▶ Saved data entries:
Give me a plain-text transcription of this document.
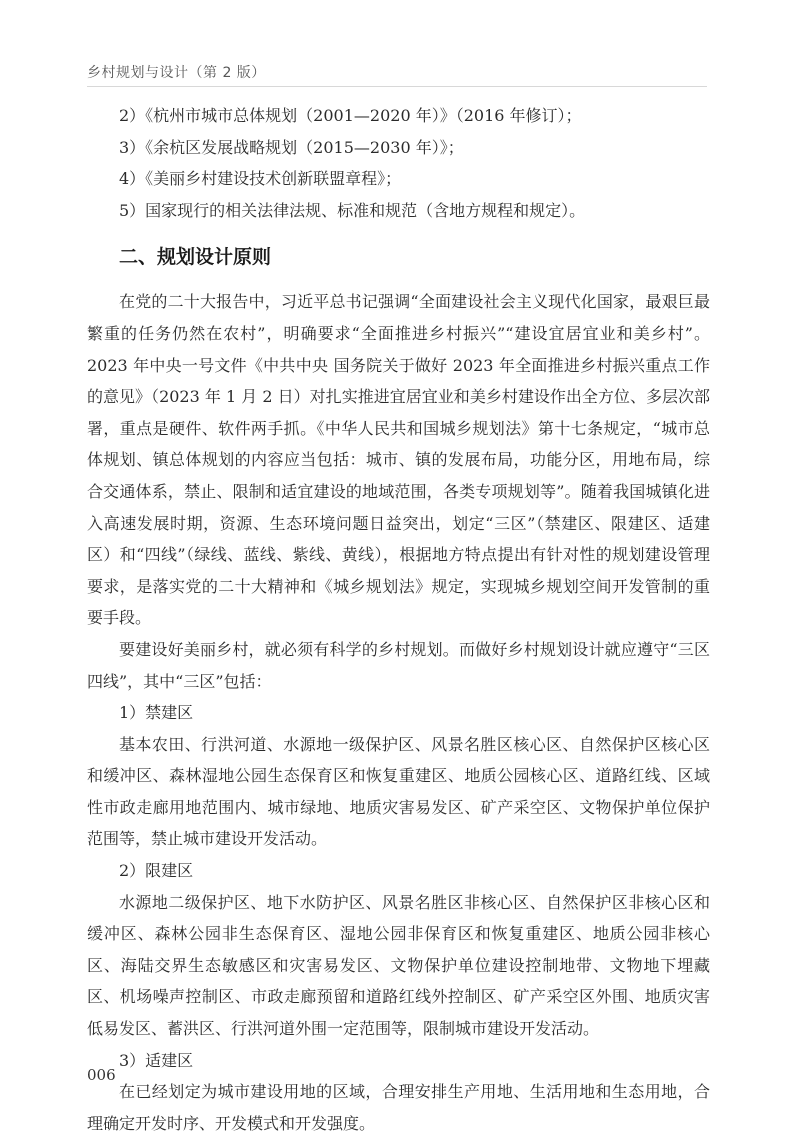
乡村规划与设计（第 2 版）

2）《杭州市城市总体规划（2001—2020 年）》（2016 年修订）；

3）《余杭区发展战略规划（2015—2030 年）》；

4）《美丽乡村建设技术创新联盟章程》；

5）国家现行的相关法律法规、标准和规范（含地方规程和规定）。

二、规划设计原则

在党的二十大报告中，习近平总书记强调“全面建设社会主义现代化国家，最艰巨最繁重的任务仍然在农村”，明确要求“全面推进乡村振兴”“建设宜居宜业和美乡村”。2023 年中央一号文件《中共中央 国务院关于做好 2023 年全面推进乡村振兴重点工作的意见》（2023 年 1 月 2 日）对扎实推进宜居宜业和美乡村建设作出全方位、多层次部署，重点是硬件、软件两手抓。《中华人民共和国城乡规划法》第十七条规定，“城市总体规划、镇总体规划的内容应当包括：城市、镇的发展布局，功能分区，用地布局，综合交通体系，禁止、限制和适宜建设的地域范围，各类专项规划等”。随着我国城镇化进入高速发展时期，资源、生态环境问题日益突出，划定“三区”（禁建区、限建区、适建区）和“四线”（绿线、蓝线、紫线、黄线），根据地方特点提出有针对性的规划建设管理要求，是落实党的二十大精神和《城乡规划法》规定，实现城乡规划空间开发管制的重要手段。

要建设好美丽乡村，就必须有科学的乡村规划。而做好乡村规划设计就应遵守“三区四线”，其中“三区”包括：

1）禁建区

基本农田、行洪河道、水源地一级保护区、风景名胜区核心区、自然保护区核心区和缓冲区、森林湿地公园生态保育区和恢复重建区、地质公园核心区、道路红线、区域性市政走廊用地范围内、城市绿地、地质灾害易发区、矿产采空区、文物保护单位保护范围等，禁止城市建设开发活动。

2）限建区

水源地二级保护区、地下水防护区、风景名胜区非核心区、自然保护区非核心区和缓冲区、森林公园非生态保育区、湿地公园非保育区和恢复重建区、地质公园非核心区、海陆交界生态敏感区和灾害易发区、文物保护单位建设控制地带、文物地下埋藏区、机场噪声控制区、市政走廊预留和道路红线外控制区、矿产采空区外围、地质灾害低易发区、蓄洪区、行洪河道外围一定范围等，限制城市建设开发活动。

3）适建区

在已经划定为城市建设用地的区域，合理安排生产用地、生活用地和生态用地，合理确定开发时序、开发模式和开发强度。

006
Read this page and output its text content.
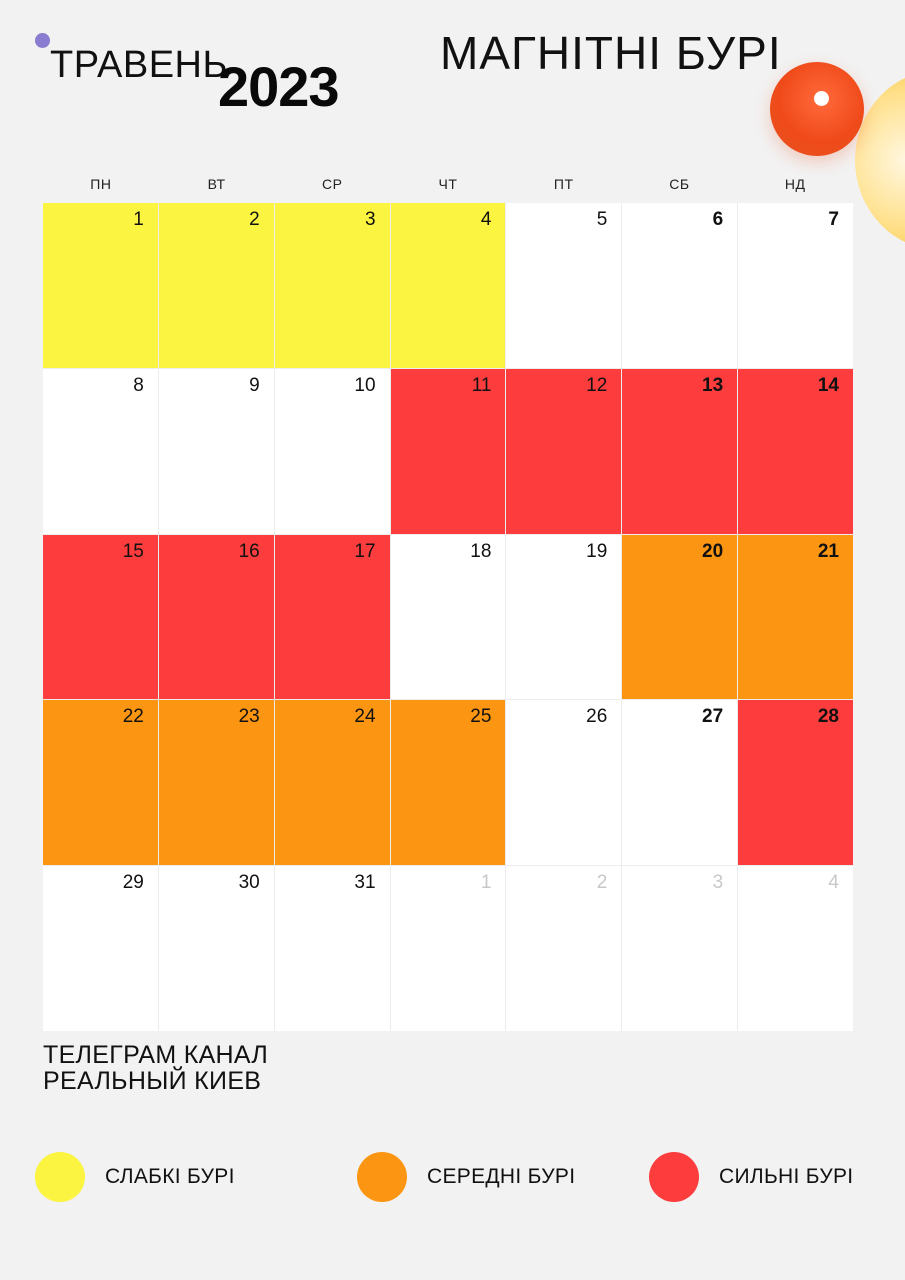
ТРАВЕНЬ
2023
МАГНІТНІ БУРІ
ПН	ВТ	СР	ЧТ	ПТ	СБ	НД
1	2	3	4	5	6	7
8	9	10	11	12	13	14
15	16	17	18	19	20	21
22	23	24	25	26	27	28
29	30	31	1	2	3	4
ТЕЛЕГРАМ КАНАЛ
РЕАЛЬНЫЙ КИЕВ
СЛАБКІ БУРІ	СЕРЕДНІ БУРІ	СИЛЬНІ БУРІ
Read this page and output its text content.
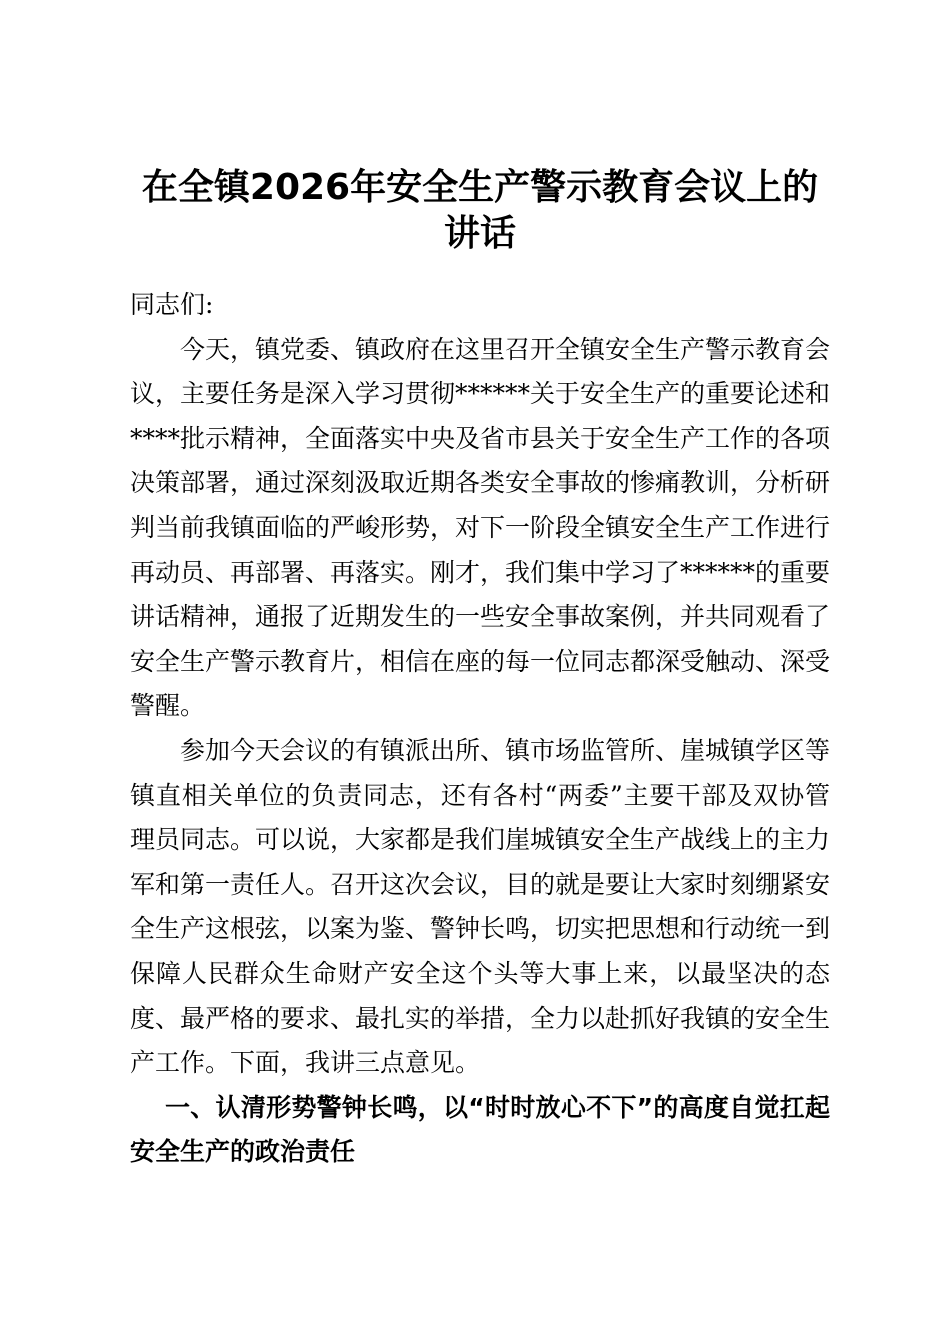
在全镇2026年安全生产警示教育会议上的讲话

同志们:

今天，镇党委、镇政府在这里召开全镇安全生产警示教育会议，主要任务是深入学习贯彻******关于安全生产的重要论述和****批示精神，全面落实中央及省市县关于安全生产工作的各项决策部署，通过深刻汲取近期各类安全事故的惨痛教训，分析研判当前我镇面临的严峻形势，对下一阶段全镇安全生产工作进行再动员、再部署、再落实。刚才，我们集中学习了******的重要讲话精神，通报了近期发生的一些安全事故案例，并共同观看了安全生产警示教育片，相信在座的每一位同志都深受触动、深受警醒。

参加今天会议的有镇派出所、镇市场监管所、崖城镇学区等镇直相关单位的负责同志，还有各村“两委”主要干部及双协管理员同志。可以说，大家都是我们崖城镇安全生产战线上的主力军和第一责任人。召开这次会议，目的就是要让大家时刻绷紧安全生产这根弦，以案为鉴、警钟长鸣，切实把思想和行动统一到保障人民群众生命财产安全这个头等大事上来，以最坚决的态度、最严格的要求、最扎实的举措，全力以赴抓好我镇的安全生产工作。下面，我讲三点意见。

一、认清形势警钟长鸣，以“时时放心不下”的高度自觉扛起安全生产的政治责任
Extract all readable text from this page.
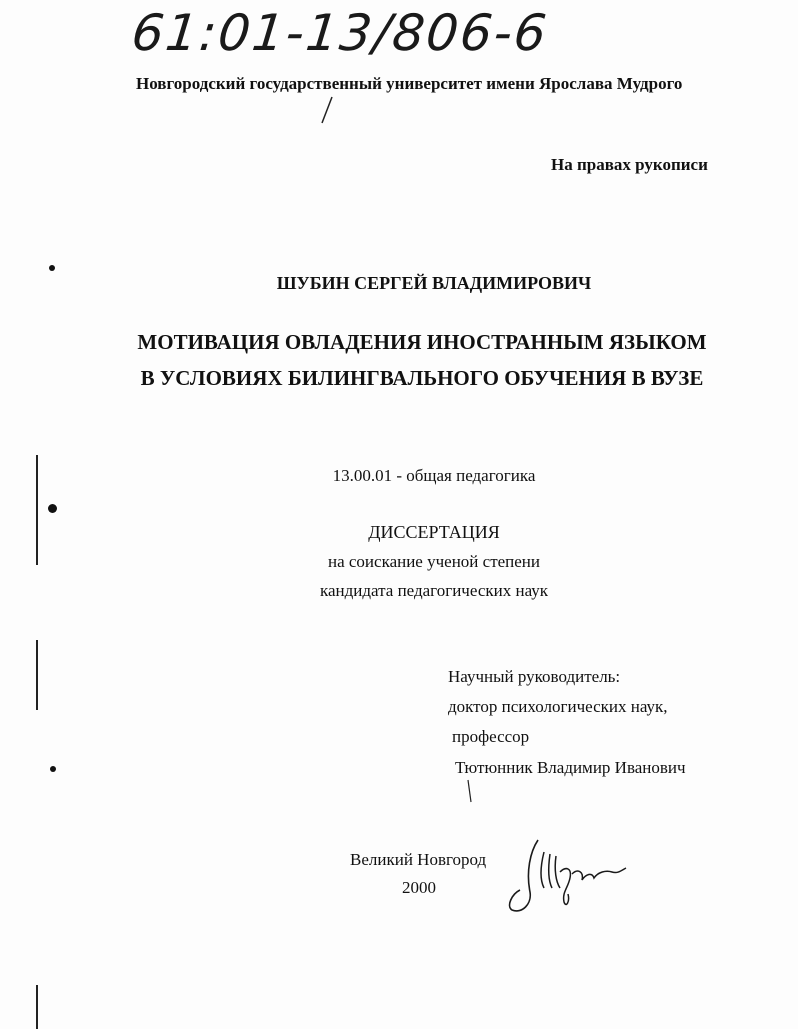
61:01-13/806-6
Новгородский государственный университет имени Ярослава Мудрого
На правах рукописи
ШУБИН СЕРГЕЙ ВЛАДИМИРОВИЧ
МОТИВАЦИЯ ОВЛАДЕНИЯ ИНОСТРАННЫМ ЯЗЫКОМ
В УСЛОВИЯХ БИЛИНГВАЛЬНОГО ОБУЧЕНИЯ В ВУЗЕ
13.00.01 - общая педагогика
ДИССЕРТАЦИЯ
на соискание ученой степени
кандидата педагогических наук
Научный руководитель:
доктор психологических наук,
профессор
Тютюнник Владимир Иванович
Великий Новгород
2000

▶ GIVEN INSTRUCTION: Gather up every line in the data above that contains the word "наук", copying each one.

▶ RESULT:
кандидата педагогических наук
доктор психологических наук,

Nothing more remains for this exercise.